>>>>

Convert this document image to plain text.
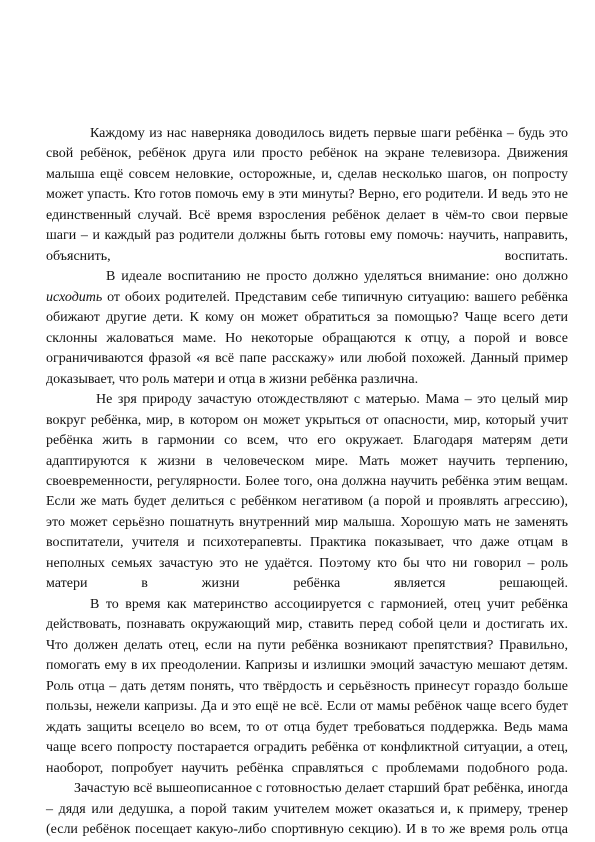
Каждому из нас наверняка доводилось видеть первые шаги ребёнка – будь это
свой ребёнок, ребёнок друга или просто ребёнок на экране телевизора. Движения
малыша ещё совсем неловкие, осторожные, и, сделав несколько шагов, он попросту
может упасть. Кто готов помочь ему в эти минуты? Верно, его родители. И ведь это не
единственный случай. Всё время взросления ребёнок делает в чём-то свои первые
шаги – и каждый раз родители должны быть готовы ему помочь: научить, направить,
объяснить, воспитать.
В идеале воспитанию не просто должно уделяться внимание: оно должно
исходить от обоих родителей. Представим себе типичную ситуацию: вашего ребёнка
обижают другие дети. К кому он может обратиться за помощью? Чаще всего дети
склонны жаловаться маме. Но некоторые обращаются к отцу, а порой и вовсе
ограничиваются фразой «я всё папе расскажу» или любой похожей. Данный пример
доказывает, что роль матери и отца в жизни ребёнка различна.
Не зря природу зачастую отождествляют с матерью. Мама – это целый мир
вокруг ребёнка, мир, в котором он может укрыться от опасности, мир, который учит
ребёнка жить в гармонии со всем, что его окружает. Благодаря матерям дети
адаптируются к жизни в человеческом мире. Мать может научить терпению,
своевременности, регулярности. Более того, она должна научить ребёнка этим вещам.
Если же мать будет делиться с ребёнком негативом (а порой и проявлять агрессию),
это может серьёзно пошатнуть внутренний мир малыша. Хорошую мать не заменять
воспитатели, учителя и психотерапевты. Практика показывает, что даже отцам в
неполных семьях зачастую это не удаётся. Поэтому кто бы что ни говорил – роль
матери в жизни ребёнка является решающей.
В то время как материнство ассоциируется с гармонией, отец учит ребёнка
действовать, познавать окружающий мир, ставить перед собой цели и достигать их.
Что должен делать отец, если на пути ребёнка возникают препятствия? Правильно,
помогать ему в их преодолении. Капризы и излишки эмоций зачастую мешают детям.
Роль отца – дать детям понять, что твёрдость и серьёзность принесут гораздо больше
пользы, нежели капризы. Да и это ещё не всё. Если от мамы ребёнок чаще всего будет
ждать защиты всецело во всем, то от отца будет требоваться поддержка. Ведь мама
чаще всего попросту постарается оградить ребёнка от конфликтной ситуации, а отец,
наоборот, попробует научить ребёнка справляться с проблемами подобного рода.
Зачастую всё вышеописанное с готовностью делает старший брат ребёнка, иногда
– дядя или дедушка, а порой таким учителем может оказаться и, к примеру, тренер
(если ребёнок посещает какую-либо спортивную секцию). И в то же время роль отца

<<<<

◆ **AIM OF THE EXERCISE**
Write out every record above exactly as it stands, but leave out the pictures.

◆ **FINAL ANSWER**
Convert this document image to plain text.
Каждому из нас наверняка доводилось видеть первые шаги ребёнка – будь это
свой ребёнок, ребёнок друга или просто ребёнок на экране телевизора. Движения
малыша ещё совсем неловкие, осторожные, и, сделав несколько шагов, он попросту
может упасть. Кто готов помочь ему в эти минуты? Верно, его родители. И ведь это не
единственный случай. Всё время взросления ребёнок делает в чём-то свои первые
шаги – и каждый раз родители должны быть готовы ему помочь: научить, направить,
объяснить, воспитать.
В идеале воспитанию не просто должно уделяться внимание: оно должно
исходить от обоих родителей. Представим себе типичную ситуацию: вашего ребёнка
обижают другие дети. К кому он может обратиться за помощью? Чаще всего дети
склонны жаловаться маме. Но некоторые обращаются к отцу, а порой и вовсе
ограничиваются фразой «я всё папе расскажу» или любой похожей. Данный пример
доказывает, что роль матери и отца в жизни ребёнка различна.
Не зря природу зачастую отождествляют с матерью. Мама – это целый мир
вокруг ребёнка, мир, в котором он может укрыться от опасности, мир, который учит
ребёнка жить в гармонии со всем, что его окружает. Благодаря матерям дети
адаптируются к жизни в человеческом мире. Мать может научить терпению,
своевременности, регулярности. Более того, она должна научить ребёнка этим вещам.
Если же мать будет делиться с ребёнком негативом (а порой и проявлять агрессию),
это может серьёзно пошатнуть внутренний мир малыша. Хорошую мать не заменять
воспитатели, учителя и психотерапевты. Практика показывает, что даже отцам в
неполных семьях зачастую это не удаётся. Поэтому кто бы что ни говорил – роль
матери в жизни ребёнка является решающей.
В то время как материнство ассоциируется с гармонией, отец учит ребёнка
действовать, познавать окружающий мир, ставить перед собой цели и достигать их.
Что должен делать отец, если на пути ребёнка возникают препятствия? Правильно,
помогать ему в их преодолении. Капризы и излишки эмоций зачастую мешают детям.
Роль отца – дать детям понять, что твёрдость и серьёзность принесут гораздо больше
пользы, нежели капризы. Да и это ещё не всё. Если от мамы ребёнок чаще всего будет
ждать защиты всецело во всем, то от отца будет требоваться поддержка. Ведь мама
чаще всего попросту постарается оградить ребёнка от конфликтной ситуации, а отец,
наоборот, попробует научить ребёнка справляться с проблемами подобного рода.
Зачастую всё вышеописанное с готовностью делает старший брат ребёнка, иногда
– дядя или дедушка, а порой таким учителем может оказаться и, к примеру, тренер
(если ребёнок посещает какую-либо спортивную секцию). И в то же время роль отца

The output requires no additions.